## Exercise instructions
Identify the lines containing the word "Miller". Copy each one.
┌──
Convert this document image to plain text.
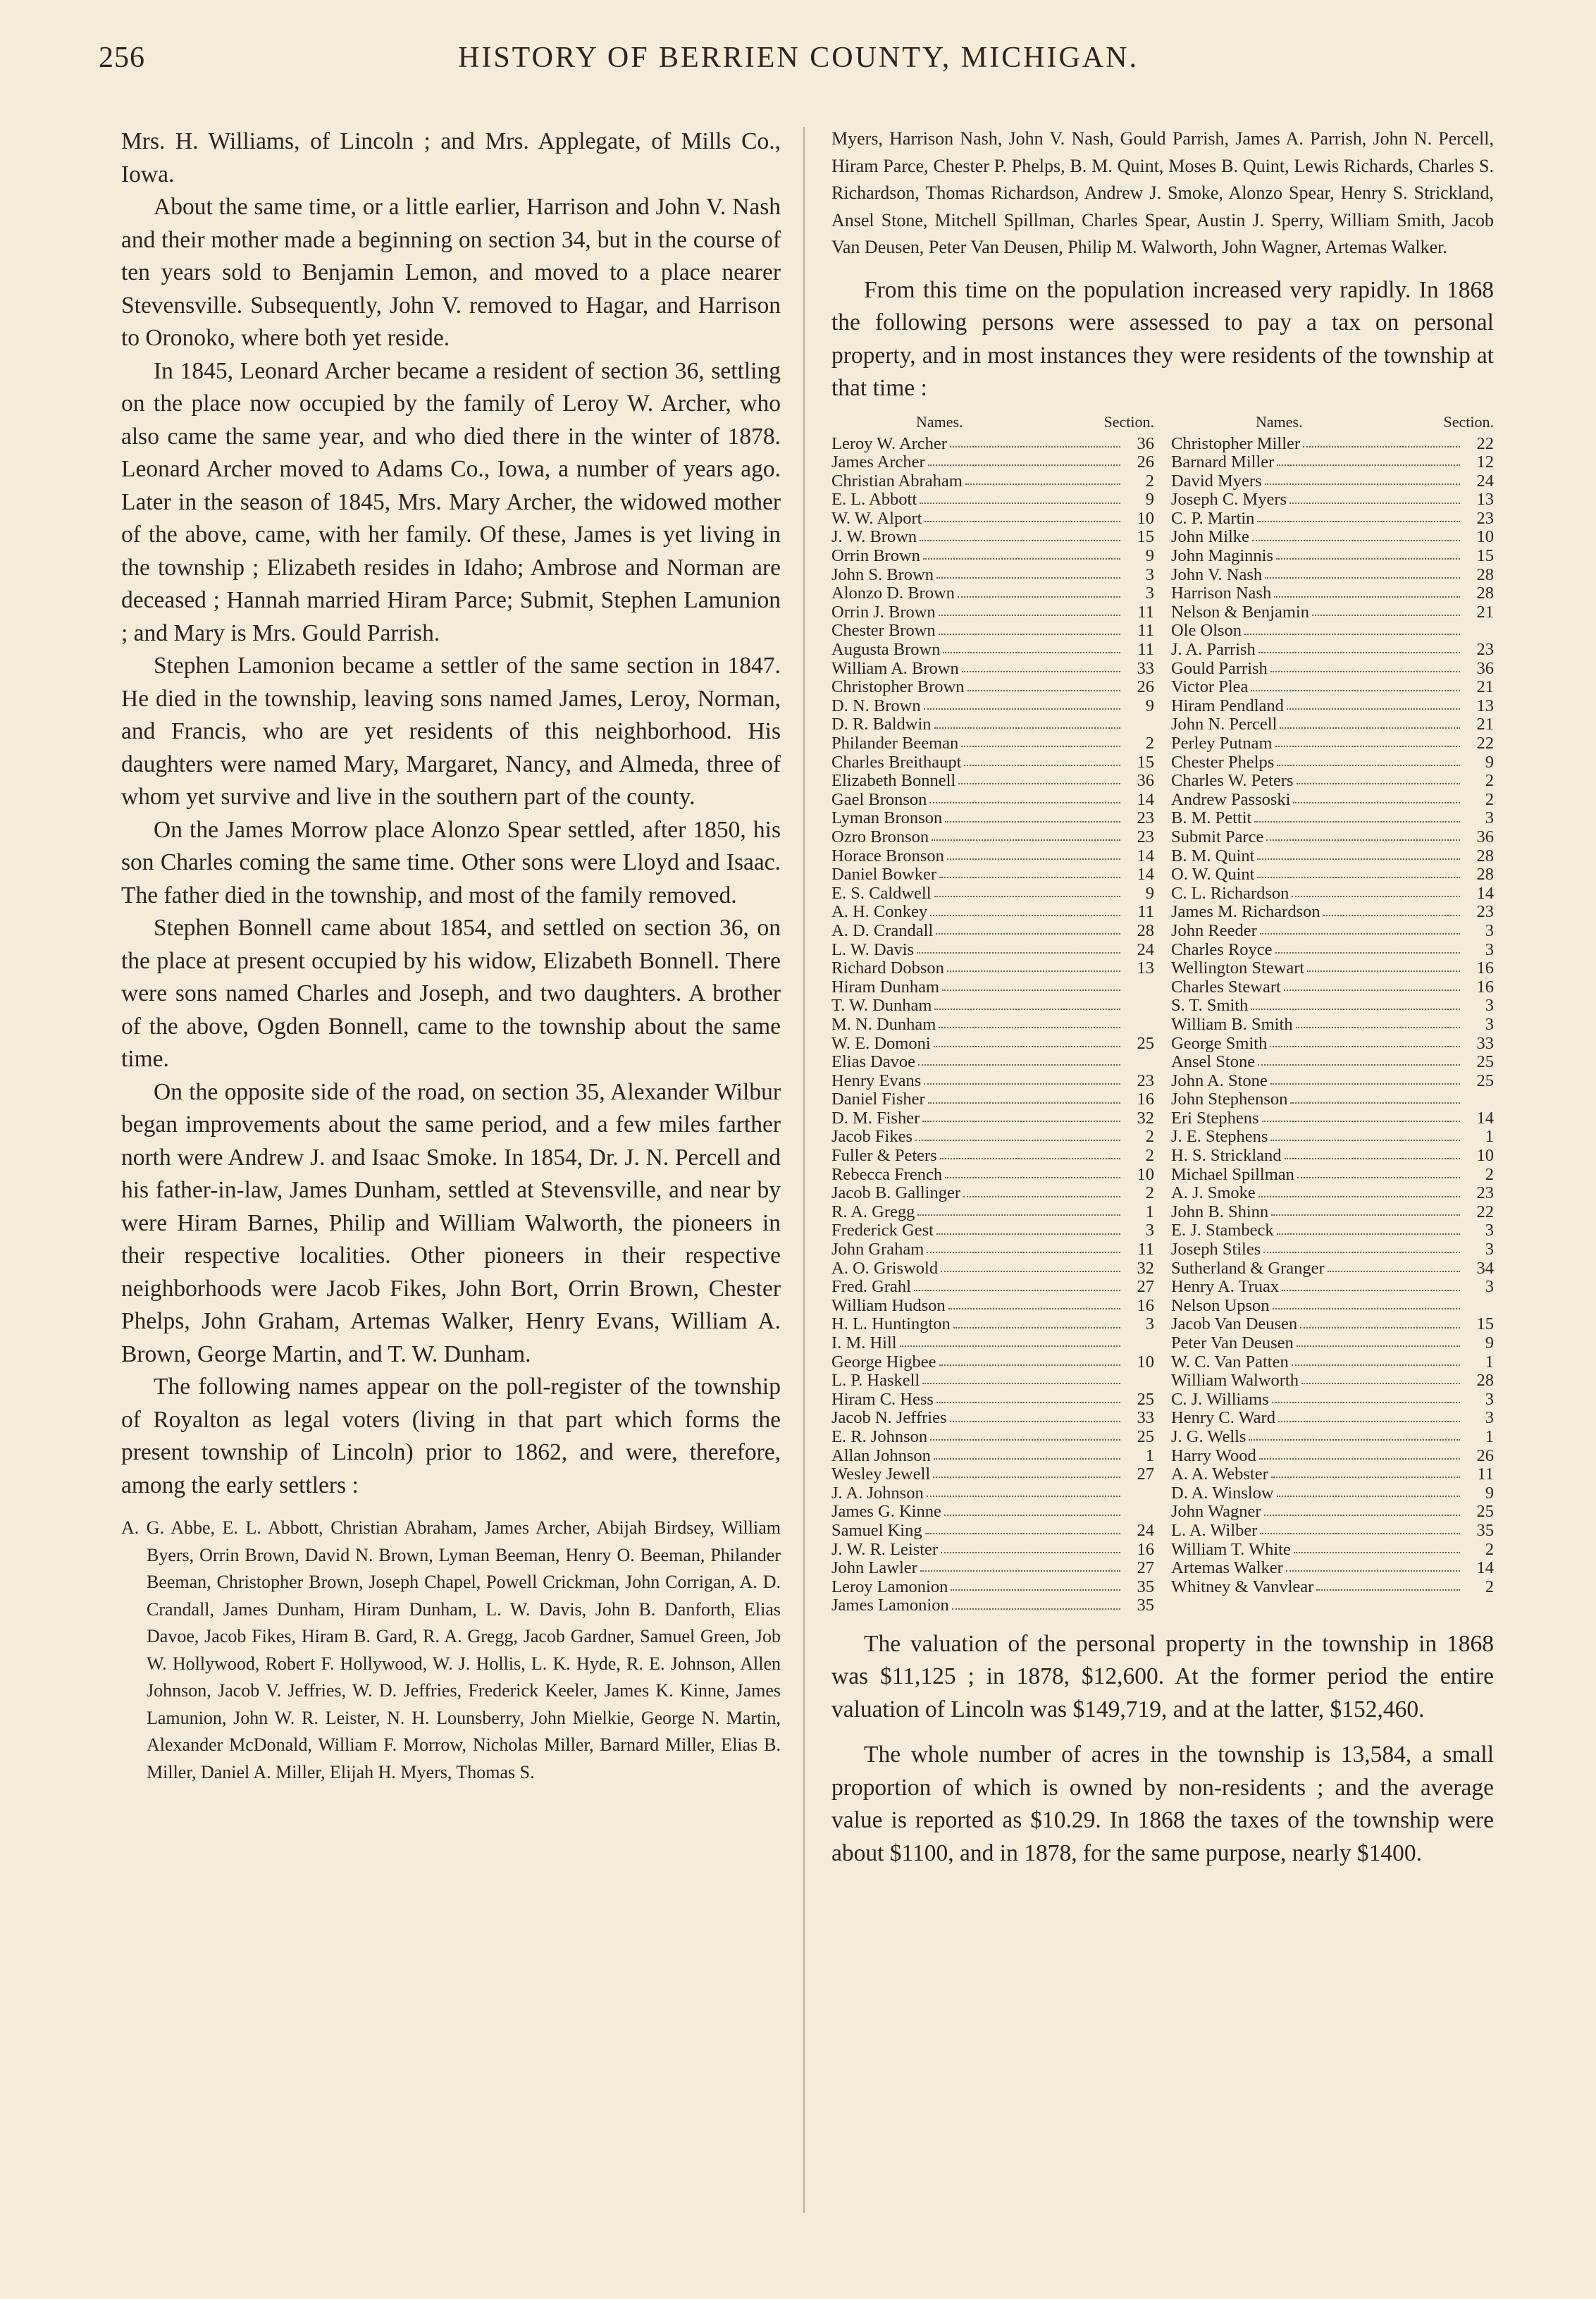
256	HISTORY OF BERRIEN COUNTY, MICHIGAN.

Mrs. H. Williams, of Lincoln ; and Mrs. Applegate, of Mills Co., Iowa.

About the same time, or a little earlier, Harrison and John V. Nash and their mother made a beginning on section 34, but in the course of ten years sold to Benjamin Lemon, and moved to a place nearer Stevensville. Subsequently, John V. removed to Hagar, and Harrison to Oronoko, where both yet reside.

In 1845, Leonard Archer became a resident of section 36, settling on the place now occupied by the family of Leroy W. Archer, who also came the same year, and who died there in the winter of 1878. Leonard Archer moved to Adams Co., Iowa, a number of years ago. Later in the season of 1845, Mrs. Mary Archer, the widowed mother of the above, came, with her family. Of these, James is yet living in the township ; Elizabeth resides in Idaho; Ambrose and Norman are deceased ; Hannah married Hiram Parce; Submit, Stephen Lamunion ; and Mary is Mrs. Gould Parrish.

Stephen Lamonion became a settler of the same section in 1847. He died in the township, leaving sons named James, Leroy, Norman, and Francis, who are yet residents of this neighborhood. His daughters were named Mary, Margaret, Nancy, and Almeda, three of whom yet survive and live in the southern part of the county.

On the James Morrow place Alonzo Spear settled, after 1850, his son Charles coming the same time. Other sons were Lloyd and Isaac. The father died in the township, and most of the family removed.

Stephen Bonnell came about 1854, and settled on section 36, on the place at present occupied by his widow, Elizabeth Bonnell. There were sons named Charles and Joseph, and two daughters. A brother of the above, Ogden Bonnell, came to the township about the same time.

On the opposite side of the road, on section 35, Alexander Wilbur began improvements about the same period, and a few miles farther north were Andrew J. and Isaac Smoke. In 1854, Dr. J. N. Percell and his father-in-law, James Dunham, settled at Stevensville, and near by were Hiram Barnes, Philip and William Walworth, the pioneers in their respective localities. Other pioneers in their respective neighborhoods were Jacob Fikes, John Bort, Orrin Brown, Chester Phelps, John Graham, Artemas Walker, Henry Evans, William A. Brown, George Martin, and T. W. Dunham.

The following names appear on the poll-register of the township of Royalton as legal voters (living in that part which forms the present township of Lincoln) prior to 1862, and were, therefore, among the early settlers :

A. G. Abbe, E. L. Abbott, Christian Abraham, James Archer, Abijah Birdsey, William Byers, Orrin Brown, David N. Brown, Lyman Beeman, Henry O. Beeman, Philander Beeman, Christopher Brown, Joseph Chapel, Powell Crickman, John Corrigan, A. D. Crandall, James Dunham, Hiram Dunham, L. W. Davis, John B. Danforth, Elias Davoe, Jacob Fikes, Hiram B. Gard, R. A. Gregg, Jacob Gardner, Samuel Green, Job W. Hollywood, Robert F. Hollywood, W. J. Hollis, L. K. Hyde, R. E. Johnson, Allen Johnson, Jacob V. Jeffries, W. D. Jeffries, Frederick Keeler, James K. Kinne, James Lamunion, John W. R. Leister, N. H. Lounsberry, John Mielkie, George N. Martin, Alexander McDonald, William F. Morrow, Nicholas Miller, Barnard Miller, Elias B. Miller, Daniel A. Miller, Elijah H. Myers, Thomas S.

Myers, Harrison Nash, John V. Nash, Gould Parrish, James A. Parrish, John N. Percell, Hiram Parce, Chester P. Phelps, B. M. Quint, Moses B. Quint, Lewis Richards, Charles S. Richardson, Thomas Richardson, Andrew J. Smoke, Alonzo Spear, Henry S. Strickland, Ansel Stone, Mitchell Spillman, Charles Spear, Austin J. Sperry, William Smith, Jacob Van Deusen, Peter Van Deusen, Philip M. Walworth, John Wagner, Artemas Walker.

From this time on the population increased very rapidly. In 1868 the following persons were assessed to pay a tax on personal property, and in most instances they were residents of the township at that time :

Names.	Section.
Leroy W. Archer	36
James Archer	26
Christian Abraham	2
E. L. Abbott	9
W. W. Alport	10
J. W. Brown	15
Orrin Brown	9
John S. Brown	3
Alonzo D. Brown	3
Orrin J. Brown	11
Chester Brown	11
Augusta Brown	11
William A. Brown	33
Christopher Brown	26
D. N. Brown	9
D. R. Baldwin
Philander Beeman	2
Charles Breithaupt	15
Elizabeth Bonnell	36
Gael Bronson	14
Lyman Bronson	23
Ozro Bronson	23
Horace Bronson	14
Daniel Bowker	14
E. S. Caldwell	9
A. H. Conkey	11
A. D. Crandall	28
L. W. Davis	24
Richard Dobson	13
Hiram Dunham
T. W. Dunham
M. N. Dunham
W. E. Domoni	25
Elias Davoe
Henry Evans	23
Daniel Fisher	16
D. M. Fisher	32
Jacob Fikes	2
Fuller & Peters	2
Rebecca French	10
Jacob B. Gallinger	2
R. A. Gregg	1
Frederick Gest	3
John Graham	11
A. O. Griswold	32
Fred. Grahl	27
William Hudson	16
H. L. Huntington	3
I. M. Hill
George Higbee	10
L. P. Haskell
Hiram C. Hess	25
Jacob N. Jeffries	33
E. R. Johnson	25
Allan Johnson	1
Wesley Jewell	27
J. A. Johnson
James G. Kinne
Samuel King	24
J. W. R. Leister	16
John Lawler	27
Leroy Lamonion	35
James Lamonion	35
Names.	Section.
Christopher Miller	22
Barnard Miller	12
David Myers	24
Joseph C. Myers	13
C. P. Martin	23
John Milke	10
John Maginnis	15
John V. Nash	28
Harrison Nash	28
Nelson & Benjamin	21
Ole Olson
J. A. Parrish	23
Gould Parrish	36
Victor Plea	21
Hiram Pendland	13
John N. Percell	21
Perley Putnam	22
Chester Phelps	9
Charles W. Peters	2
Andrew Passoski	2
B. M. Pettit	3
Submit Parce	36
B. M. Quint	28
O. W. Quint	28
C. L. Richardson	14
James M. Richardson	23
John Reeder	3
Charles Royce	3
Wellington Stewart	16
Charles Stewart	16
S. T. Smith	3
William B. Smith	3
George Smith	33
Ansel Stone	25
John A. Stone	25
John Stephenson
Eri Stephens	14
J. E. Stephens	1
H. S. Strickland	10
Michael Spillman	2
A. J. Smoke	23
John B. Shinn	22
E. J. Stambeck	3
Joseph Stiles	3
Sutherland & Granger	34
Henry A. Truax	3
Nelson Upson
Jacob Van Deusen	15
Peter Van Deusen	9
W. C. Van Patten	1
William Walworth	28
C. J. Williams	3
Henry C. Ward	3
J. G. Wells	1
Harry Wood	26
A. A. Webster	11
D. A. Winslow	9
John Wagner	25
L. A. Wilber	35
William T. White	2
Artemas Walker	14
Whitney & Vanvlear	2

The valuation of the personal property in the township in 1868 was $11,125 ; in 1878, $12,600. At the former period the entire valuation of Lincoln was $149,719, and at the latter, $152,460.

The whole number of acres in the township is 13,584, a small proportion of which is owned by non-residents ; and the average value is reported as $10.29. In 1868 the taxes of the township were about $1100, and in 1878, for the same purpose, nearly $1400.
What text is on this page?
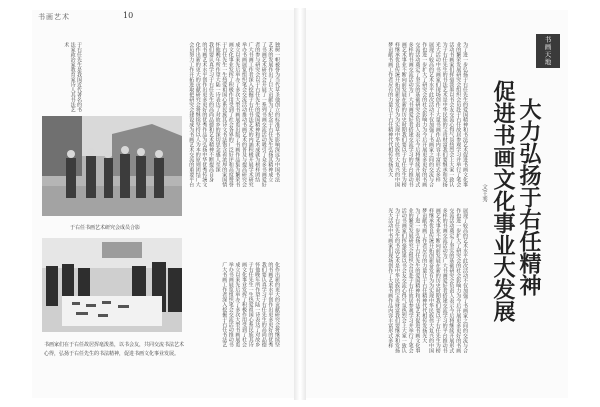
书画艺术	10
独树一帜被誉为当代草圣他创立的标准草书影响深远为中国书法
艺术的发展作出了巨大贡献为了纪念于右任先生弘扬其精神成立
了书画艺术研究会开展了一系列书画交流活动吸引了众多书画爱好
者的参与研究会以于右任先生的爱国精神和艺术成就为榜样团结
广大书画工作者深入挖掘于右任书法艺术的内涵积极开展学术研究
举办书画展览组织笔会交流活动推动书画艺术的普及与提高研究会
成立以来先后举办了多次大型书画展览出版了书画作品集为繁荣书
画文化事业发挥了积极作用受到了社会各界的广泛好评和高度赞誉
于右任先生一生热爱祖国心系民族其诗文书法饱含着浓厚的家国情
怀他晚年所作望大陆一诗表达了对故乡的深切思念感人至深
我们要认真学习于右任先生的高尚品德和艺术精神不断提高自身
的书画艺术水平创作出更多更好的优秀作品为弘扬中华优秀传统文
化作出新的更大的贡献研究会将继续坚持以人为本的原则团结广大
会员努力工作开拓进取把研究会建设成为书画艺术交流的重要平台
化作出新的更大的贡献研究会将继续坚
的书画艺术水平创作出更多更好的优秀
我们要认真学习于右任先生的高尚品德
怀他晚年所作望大陆一诗表达了对故乡
于右任先生一生热爱祖国心系民族其诗
画文化事业发挥了积极作用受到了社会
成立以来先后举办了多次大型书画展览
举办书画展览组织笔会交流活动推动书
广大书画工作者深入挖掘于右任书法艺
于右任先生是我国近代著名的书法家政治家教育家诗人其书法艺术
于右任书画艺术研究会成员合影
书画家们在于右任故居挥毫泼墨，以书会友，共同交流书法艺术
心得，弘扬于右任先生的书法精神，促进书画文化事业发展。
书画天地
大力弘扬于右任精神
促进书画文化事业大发展
文/王秀
为了进一步弘扬于右任先生的爱国精神和书法艺术促进书画文化事
展现了较高的艺术水平此次活动不仅加强了书画家之间的交流与合
业的繁荣发展研究会组织会员赴于右任故居参观学习并举行了笔会
作也进一步扩大了研究会的社会影响力为今后开展更多更好的书画
活动书画家们挥毫泼墨以书会友交流心得气氛热烈会上大家一致认
交流活动奠定了坚实的基础研究会负责人表示今后将继续开展形式
为于右任先生的书法艺术是中华民族的宝贵财富我们要继承和发扬
多样的书画交流活动为广大书画爱好者搭建交流学习的平台推动书
光大活动中书画家们现场创作了大量书画作品内容丰富形式多样
画艺术事业不断向前发展在新的历史时期我们要以于右任先生为榜
展现了较高的艺术水平此次活动不仅加强了书画家之间的交流与合
样继承优良传统开拓创新奋发有为为实现中华民族伟大复兴的中国
作也进一步扩大了研究会的社会影响力为今后开展更多更好的书画
梦贡献书画工作者应有的力量让于右任精神代代相传发扬光大
交流活动奠定了坚实的基础研究会负责人表示今后将继续开展形式
为了进一步弘扬于右任先生的爱国精神和书法艺术促进书画文化事
多样的书画交流活动为广大书画爱好者搭建交流学习的平台推动书
业的繁荣发展研究会组织会员赴于右任故居参观学习并举行了笔会
画艺术事业不断向前发展在新的历史时期我们要以于右任先生为榜
活动书画家们挥毫泼墨以书会友交流心得气氛热烈会上大家一致认
样继承优良传统开拓创新奋发有为为实现中华民族伟大复兴的中国
为于右任先生的书法艺术是中华民族的宝贵财富我们要继承和发扬
梦贡献书画工作者应有的力量让于右任精神代代相传发扬光大
光大活动中书画家们现场创作了大量书画作品内容丰富形式多样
└──
## Reply
A. G. Abbe, E. L. Abbott, Christian Abraham, James Archer, Abijah Birdsey, William Byers, Orrin Brown, David N. Brown, Lyman Beeman, Henry O. Beeman, Philander Beeman, Christopher Brown, Joseph Chapel, Powell Crickman, John Corrigan, A. D. Crandall, James Dunham, Hiram Dunham, L. W. Davis, John B. Danforth, Elias Davoe, Jacob Fikes, Hiram B. Gard, R. A. Gregg, Jacob Gardner, Samuel Green, Job W. Hollywood, Robert F. Hollywood, W. J. Hollis, L. K. Hyde, R. E. Johnson, Allen Johnson, Jacob V. Jeffries, W. D. Jeffries, Frederick Keeler, James K. Kinne, James Lamunion, John W. R. Leister, N. H. Lounsberry, John Mielkie, George N. Martin, Alexander McDonald, William F. Morrow, Nicholas Miller, Barnard Miller, Elias B. Miller, Daniel A. Miller, Elijah H. Myers, Thomas S.
Christopher Miller	22
Barnard Miller	12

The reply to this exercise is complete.